• Given task: Quote, word for word, the line containing "Convert this document image to plain text." and all lines that follow it to the end of the records, with no pictures.

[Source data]
------------------------------------
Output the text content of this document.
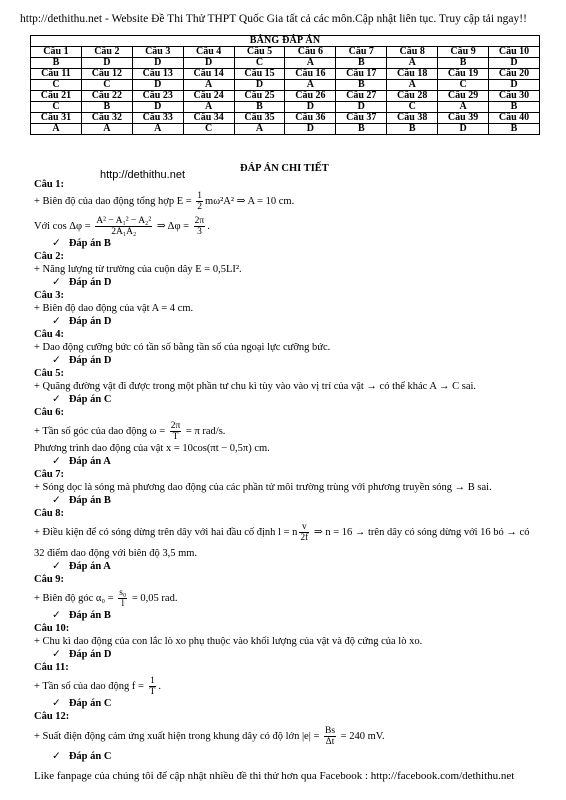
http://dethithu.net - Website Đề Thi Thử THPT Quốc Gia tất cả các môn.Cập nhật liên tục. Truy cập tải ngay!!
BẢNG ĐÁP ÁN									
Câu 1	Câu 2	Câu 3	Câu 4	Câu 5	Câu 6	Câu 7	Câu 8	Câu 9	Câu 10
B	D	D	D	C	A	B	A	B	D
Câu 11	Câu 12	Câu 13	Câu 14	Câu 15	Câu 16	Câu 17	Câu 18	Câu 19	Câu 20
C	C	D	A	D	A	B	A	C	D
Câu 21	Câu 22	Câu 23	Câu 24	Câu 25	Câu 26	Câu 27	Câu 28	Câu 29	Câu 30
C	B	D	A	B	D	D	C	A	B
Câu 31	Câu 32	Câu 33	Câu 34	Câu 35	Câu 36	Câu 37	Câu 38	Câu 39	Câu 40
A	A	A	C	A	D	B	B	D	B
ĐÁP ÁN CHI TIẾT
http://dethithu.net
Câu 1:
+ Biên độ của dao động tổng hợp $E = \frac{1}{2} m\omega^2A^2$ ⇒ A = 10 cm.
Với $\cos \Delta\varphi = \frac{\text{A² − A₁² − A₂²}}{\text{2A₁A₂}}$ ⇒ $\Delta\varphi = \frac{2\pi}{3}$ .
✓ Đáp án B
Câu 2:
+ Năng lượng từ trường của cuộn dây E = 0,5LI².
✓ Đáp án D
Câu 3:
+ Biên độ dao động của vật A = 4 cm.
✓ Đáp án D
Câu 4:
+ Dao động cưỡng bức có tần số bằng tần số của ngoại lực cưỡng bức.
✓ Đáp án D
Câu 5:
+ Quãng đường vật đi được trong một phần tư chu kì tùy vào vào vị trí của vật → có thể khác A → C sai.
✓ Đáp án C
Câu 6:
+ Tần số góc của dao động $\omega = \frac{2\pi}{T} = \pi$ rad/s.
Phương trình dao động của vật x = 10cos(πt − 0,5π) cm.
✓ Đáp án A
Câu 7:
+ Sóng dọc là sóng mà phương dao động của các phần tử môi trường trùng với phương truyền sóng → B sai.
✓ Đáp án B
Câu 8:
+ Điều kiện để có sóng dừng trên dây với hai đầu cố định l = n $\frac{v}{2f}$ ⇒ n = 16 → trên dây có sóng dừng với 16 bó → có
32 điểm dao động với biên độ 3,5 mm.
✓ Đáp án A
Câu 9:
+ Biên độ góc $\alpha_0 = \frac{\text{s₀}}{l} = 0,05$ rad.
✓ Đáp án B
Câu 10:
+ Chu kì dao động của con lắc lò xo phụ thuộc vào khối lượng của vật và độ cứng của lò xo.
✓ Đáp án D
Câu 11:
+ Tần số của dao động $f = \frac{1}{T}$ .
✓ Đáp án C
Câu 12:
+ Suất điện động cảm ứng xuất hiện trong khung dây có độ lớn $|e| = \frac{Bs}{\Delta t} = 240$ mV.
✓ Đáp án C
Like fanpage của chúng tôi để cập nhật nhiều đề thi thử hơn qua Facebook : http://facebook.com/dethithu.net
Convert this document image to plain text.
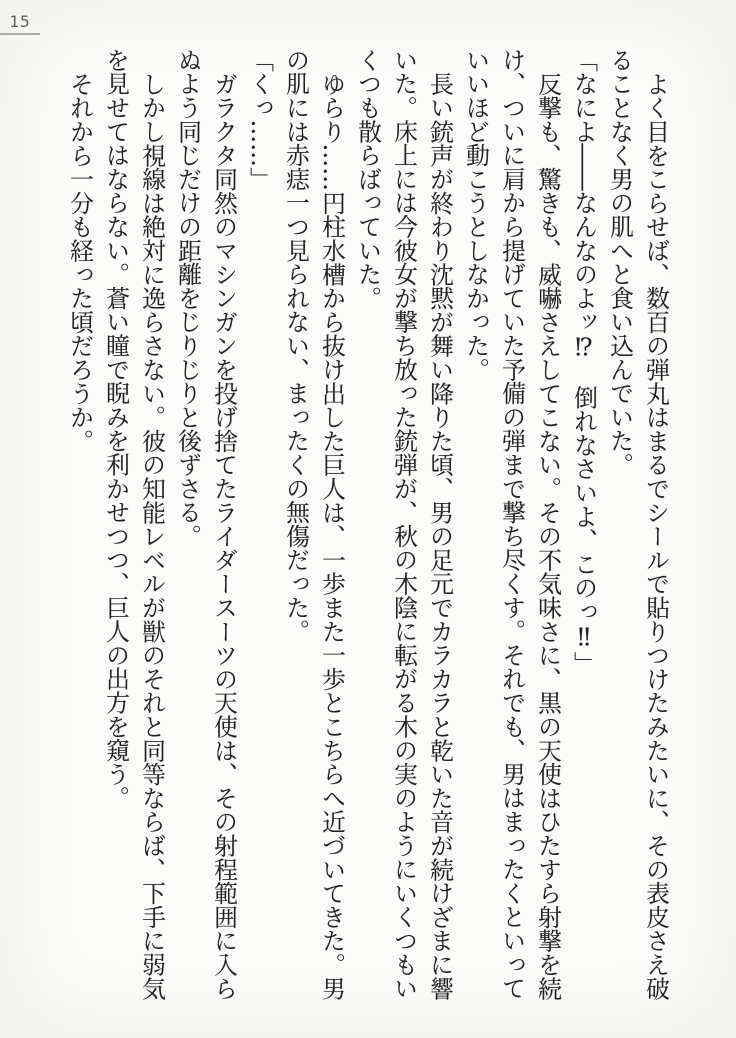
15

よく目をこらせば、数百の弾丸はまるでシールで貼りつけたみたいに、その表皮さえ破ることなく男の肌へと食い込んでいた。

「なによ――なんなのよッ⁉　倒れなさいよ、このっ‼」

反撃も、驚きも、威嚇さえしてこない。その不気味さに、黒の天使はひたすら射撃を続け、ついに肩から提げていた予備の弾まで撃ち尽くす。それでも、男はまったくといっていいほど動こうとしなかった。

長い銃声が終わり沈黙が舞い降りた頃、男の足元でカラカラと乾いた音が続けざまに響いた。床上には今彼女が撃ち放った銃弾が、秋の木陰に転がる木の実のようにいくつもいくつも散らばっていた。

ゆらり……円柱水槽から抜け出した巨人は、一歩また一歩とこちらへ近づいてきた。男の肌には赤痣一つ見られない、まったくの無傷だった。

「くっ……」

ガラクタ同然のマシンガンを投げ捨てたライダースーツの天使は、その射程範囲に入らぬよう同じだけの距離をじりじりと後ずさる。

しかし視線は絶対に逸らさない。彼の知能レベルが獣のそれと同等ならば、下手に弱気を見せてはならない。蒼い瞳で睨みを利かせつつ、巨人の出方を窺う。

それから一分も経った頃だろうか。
------------------------------------
• Answer to the problem:
Convert this document image to plain text.
15

よく目をこらせば、数百の弾丸はまるでシールで貼りつけたみたいに、その表皮さえ破ることなく男の肌へと食い込んでいた。

「なによ――なんなのよッ⁉　倒れなさいよ、このっ‼」

反撃も、驚きも、威嚇さえしてこない。その不気味さに、黒の天使はひたすら射撃を続け、ついに肩から提げていた予備の弾まで撃ち尽くす。それでも、男はまったくといっていいほど動こうとしなかった。

長い銃声が終わり沈黙が舞い降りた頃、男の足元でカラカラと乾いた音が続けざまに響いた。床上には今彼女が撃ち放った銃弾が、秋の木陰に転がる木の実のようにいくつもいくつも散らばっていた。

ゆらり……円柱水槽から抜け出した巨人は、一歩また一歩とこちらへ近づいてきた。男の肌には赤痣一つ見られない、まったくの無傷だった。

「くっ……」

ガラクタ同然のマシンガンを投げ捨てたライダースーツの天使は、その射程範囲に入らぬよう同じだけの距離をじりじりと後ずさる。

しかし視線は絶対に逸らさない。彼の知能レベルが獣のそれと同等ならば、下手に弱気を見せてはならない。蒼い瞳で睨みを利かせつつ、巨人の出方を窺う。

それから一分も経った頃だろうか。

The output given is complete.